━━ Records supplied ━━

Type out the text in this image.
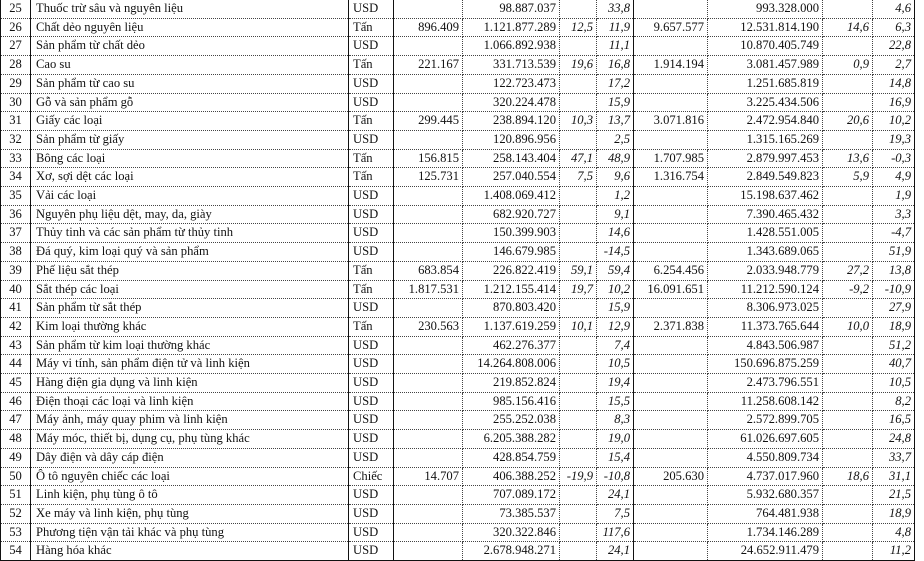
25	Thuốc trừ sâu và nguyên liệu	USD		98.887.037		33,8		993.328.000		4,6
26	Chất dẻo nguyên liệu	Tấn	896.409	1.121.877.289	12,5	11,9	9.657.577	12.531.814.190	14,6	6,3
27	Sản phẩm từ chất dẻo	USD		1.066.892.938		11,1		10.870.405.749		22,8
28	Cao su	Tấn	221.167	331.713.539	19,6	16,8	1.914.194	3.081.457.989	0,9	2,7
29	Sản phẩm từ cao su	USD		122.723.473		17,2		1.251.685.819		14,8
30	Gỗ và sản phẩm gỗ	USD		320.224.478		15,9		3.225.434.506		16,9
31	Giấy các loại	Tấn	299.445	238.894.120	10,3	13,7	3.071.816	2.472.954.840	20,6	10,2
32	Sản phẩm từ giấy	USD		120.896.956		2,5		1.315.165.269		19,3
33	Bông các loại	Tấn	156.815	258.143.404	47,1	48,9	1.707.985	2.879.997.453	13,6	-0,3
34	Xơ, sợi dệt các loại	Tấn	125.731	257.040.554	7,5	9,6	1.316.754	2.849.549.823	5,9	4,9
35	Vải các loại	USD		1.408.069.412		1,2		15.198.637.462		1,9
36	Nguyên phụ liệu dệt, may, da, giày	USD		682.920.727		9,1		7.390.465.432		3,3
37	Thủy tinh và các sản phẩm từ thủy tinh	USD		150.399.903		14,6		1.428.551.005		-4,7
38	Đá quý, kim loại quý và sản phẩm	USD		146.679.985		-14,5		1.343.689.065		51,9
39	Phế liệu sắt thép	Tấn	683.854	226.822.419	59,1	59,4	6.254.456	2.033.948.779	27,2	13,8
40	Sắt thép các loại	Tấn	1.817.531	1.212.155.414	19,7	10,2	16.091.651	11.212.590.124	-9,2	-10,9
41	Sản phẩm từ sắt thép	USD		870.803.420		15,9		8.306.973.025		27,9
42	Kim loại thường khác	Tấn	230.563	1.137.619.259	10,1	12,9	2.371.838	11.373.765.644	10,0	18,9
43	Sản phẩm từ kim loại thường khác	USD		462.276.377		7,4		4.843.506.987		51,2
44	Máy vi tính, sản phẩm điện tử và linh kiện	USD		14.264.808.006		10,5		150.696.875.259		40,7
45	Hàng điện gia dụng và linh kiện	USD		219.852.824		19,4		2.473.796.551		10,5
46	Điện thoại các loại và linh kiện	USD		985.156.416		15,5		11.258.608.142		8,2
47	Máy ảnh, máy quay phim và linh kiện	USD		255.252.038		8,3		2.572.899.705		16,5
48	Máy móc, thiết bị, dụng cụ, phụ tùng khác	USD		6.205.388.282		19,0		61.026.697.605		24,8
49	Dây điện và dây cáp điện	USD		428.854.759		15,4		4.550.809.734		33,7
50	Ô tô nguyên chiếc các loại	Chiếc	14.707	406.388.252	-19,9	-10,8	205.630	4.737.017.960	18,6	31,1
51	Linh kiện, phụ tùng ô tô	USD		707.089.172		24,1		5.932.680.357		21,5
52	Xe máy và linh kiện, phụ tùng	USD		73.385.537		7,5		764.481.938		18,9
53	Phương tiện vận tải khác và phụ tùng	USD		320.322.846		117,6		1.734.146.289		4,8
54	Hàng hóa khác	USD		2.678.948.271		24,1		24.652.911.479		11,2
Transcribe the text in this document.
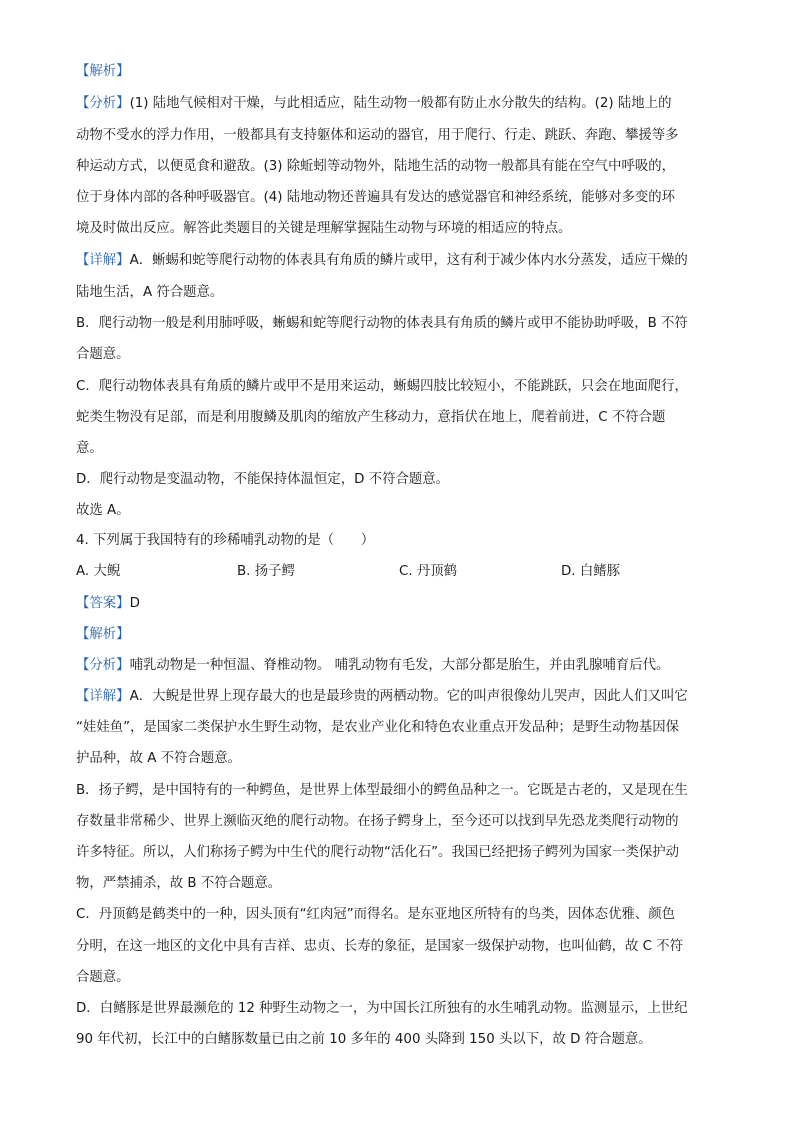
【解析】
【分析】(1) 陆地气候相对干燥，与此相适应，陆生动物一般都有防止水分散失的结构。(2) 陆地上的
动物不受水的浮力作用，一般都具有支持躯体和运动的器官，用于爬行、行走、跳跃、奔跑、攀援等多
种运动方式，以便觅食和避敌。(3) 除蚯蚓等动物外，陆地生活的动物一般都具有能在空气中呼吸的，
位于身体内部的各种呼吸器官。(4) 陆地动物还普遍具有发达的感觉器官和神经系统，能够对多变的环
境及时做出反应。解答此类题目的关键是理解掌握陆生动物与环境的相适应的特点。
【详解】A．蜥蜴和蛇等爬行动物的体表具有角质的鳞片或甲，这有利于减少体内水分蒸发，适应干燥的
陆地生活，A 符合题意。
B．爬行动物一般是利用肺呼吸，蜥蜴和蛇等爬行动物的体表具有角质的鳞片或甲不能协助呼吸，B 不符
合题意。
C．爬行动物体表具有角质的鳞片或甲不是用来运动，蜥蜴四肢比较短小，不能跳跃，只会在地面爬行，
蛇类生物没有足部，而是利用腹鳞及肌肉的缩放产生移动力，意指伏在地上，爬着前进，C 不符合题
意。
D．爬行动物是变温动物，不能保持体温恒定，D 不符合题意。
故选 A。
4. 下列属于我国特有的珍稀哺乳动物的是（　　）
A. 大鲵	B. 扬子鳄	C. 丹顶鹤	D. 白鳍豚
【答案】D
【解析】
【分析】哺乳动物是一种恒温、脊椎动物。 哺乳动物有毛发，大部分都是胎生，并由乳腺哺育后代。
【详解】A．大鲵是世界上现存最大的也是最珍贵的两栖动物。它的叫声很像幼儿哭声，因此人们又叫它
“娃娃鱼”，是国家二类保护水生野生动物，是农业产业化和特色农业重点开发品种；是野生动物基因保
护品种，故 A 不符合题意。
B．扬子鳄，是中国特有的一种鳄鱼，是世界上体型最细小的鳄鱼品种之一。它既是古老的，又是现在生
存数量非常稀少、世界上濒临灭绝的爬行动物。在扬子鳄身上，至今还可以找到早先恐龙类爬行动物的
许多特征。所以，人们称扬子鳄为中生代的爬行动物“活化石”。我国已经把扬子鳄列为国家一类保护动
物，严禁捕杀，故 B 不符合题意。
C．丹顶鹤是鹤类中的一种，因头顶有“红肉冠”而得名。是东亚地区所特有的鸟类，因体态优雅、颜色
分明，在这一地区的文化中具有吉祥、忠贞、长寿的象征，是国家一级保护动物，也叫仙鹤，故 C 不符
合题意。
D．白鳍豚是世界最濒危的 12 种野生动物之一，为中国长江所独有的水生哺乳动物。监测显示，上世纪
90 年代初，长江中的白鳍豚数量已由之前 10 多年的 400 头降到 150 头以下，故 D 符合题意。
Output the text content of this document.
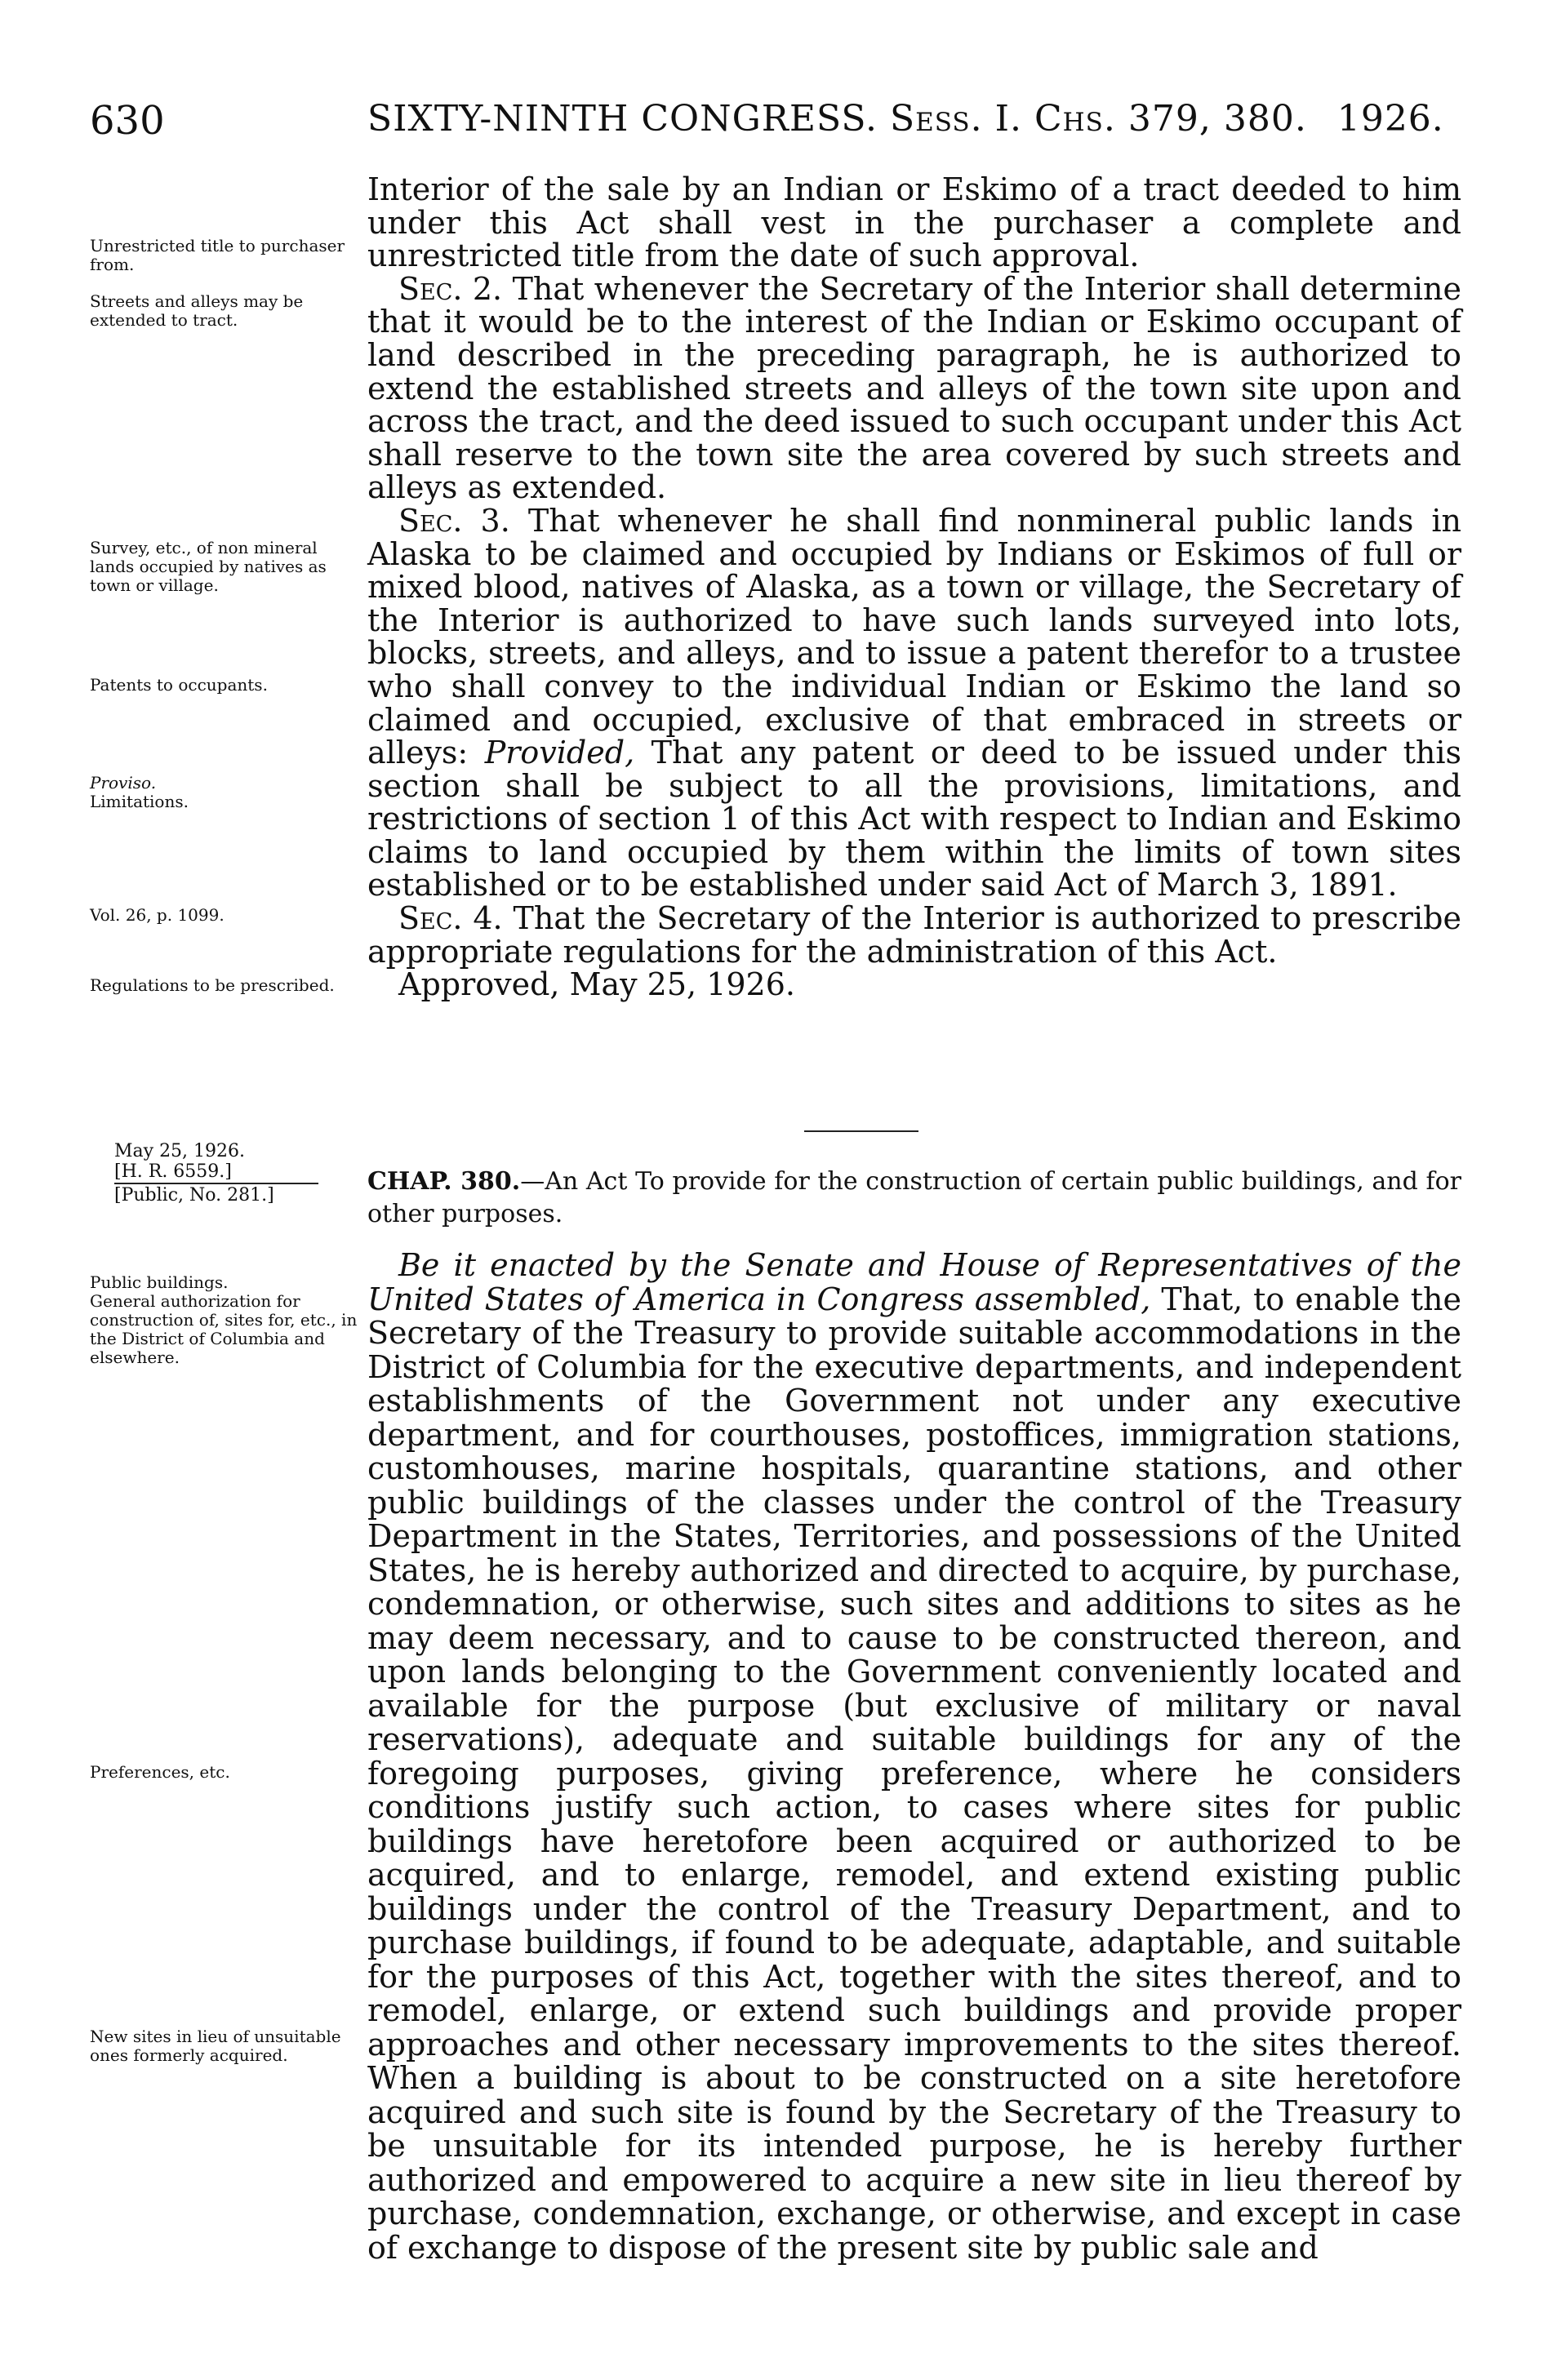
630	SIXTY-NINTH CONGRESS. Sess. I. Chs. 379, 380. 1926.
Unrestricted title to purchaser from.
Streets and alleys may be extended to tract.
Survey, etc., of non mineral lands occupied by natives as town or village.
Patents to occupants.
Proviso.
Limitations.
Vol. 26, p. 1099.
Regulations to be prescribed.
Public buildings.
General authorization for construction of, sites for, etc., in the District of Columbia and elsewhere.
Preferences, etc.
New sites in lieu of unsuitable ones formerly acquired.

Interior of the sale by an Indian or Eskimo of a tract deeded to him under this Act shall vest in the purchaser a complete and unrestricted title from the date of such approval.

Sec. 2. That whenever the Secretary of the Interior shall determine that it would be to the interest of the Indian or Eskimo occupant of land described in the preceding paragraph, he is authorized to extend the established streets and alleys of the town site upon and across the tract, and the deed issued to such occupant under this Act shall reserve to the town site the area covered by such streets and alleys as extended.

Sec. 3. That whenever he shall find nonmineral public lands in Alaska to be claimed and occupied by Indians or Eskimos of full or mixed blood, natives of Alaska, as a town or village, the Secretary of the Interior is authorized to have such lands surveyed into lots, blocks, streets, and alleys, and to issue a patent therefor to a trustee who shall convey to the individual Indian or Eskimo the land so claimed and occupied, exclusive of that embraced in streets or alleys: Provided, That any patent or deed to be issued under this section shall be subject to all the provisions, limitations, and restrictions of section 1 of this Act with respect to Indian and Eskimo claims to land occupied by them within the limits of town sites established or to be established under said Act of March 3, 1891.

Sec. 4. That the Secretary of the Interior is authorized to prescribe appropriate regulations for the administration of this Act.

Approved, May 25, 1926.

May 25, 1926.
[H. R. 6559.]
[Public, No. 281.]	CHAP. 380.—An Act To provide for the construction of certain public buildings, and for other purposes.

Be it enacted by the Senate and House of Representatives of the United States of America in Congress assembled, That, to enable the Secretary of the Treasury to provide suitable accommodations in the District of Columbia for the executive departments, and independent establishments of the Government not under any executive department, and for courthouses, postoffices, immigration stations, customhouses, marine hospitals, quarantine stations, and other public buildings of the classes under the control of the Treasury Department in the States, Territories, and possessions of the United States, he is hereby authorized and directed to acquire, by purchase, condemnation, or otherwise, such sites and additions to sites as he may deem necessary, and to cause to be constructed thereon, and upon lands belonging to the Government conveniently located and available for the purpose (but exclusive of military or naval reservations), adequate and suitable buildings for any of the foregoing purposes, giving preference, where he considers conditions justify such action, to cases where sites for public buildings have heretofore been acquired or authorized to be acquired, and to enlarge, remodel, and extend existing public buildings under the control of the Treasury Department, and to purchase buildings, if found to be adequate, adaptable, and suitable for the purposes of this Act, together with the sites thereof, and to remodel, enlarge, or extend such buildings and provide proper approaches and other necessary improvements to the sites thereof. When a building is about to be constructed on a site heretofore acquired and such site is found by the Secretary of the Treasury to be unsuitable for its intended purpose, he is hereby further authorized and empowered to acquire a new site in lieu thereof by purchase, condemnation, exchange, or otherwise, and except in case of exchange to dispose of the present site by public sale and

━━━

(Written request) In the entries above, how many lines hold the word "kiện"? State the number and nothing else.

(Exercise answer) 6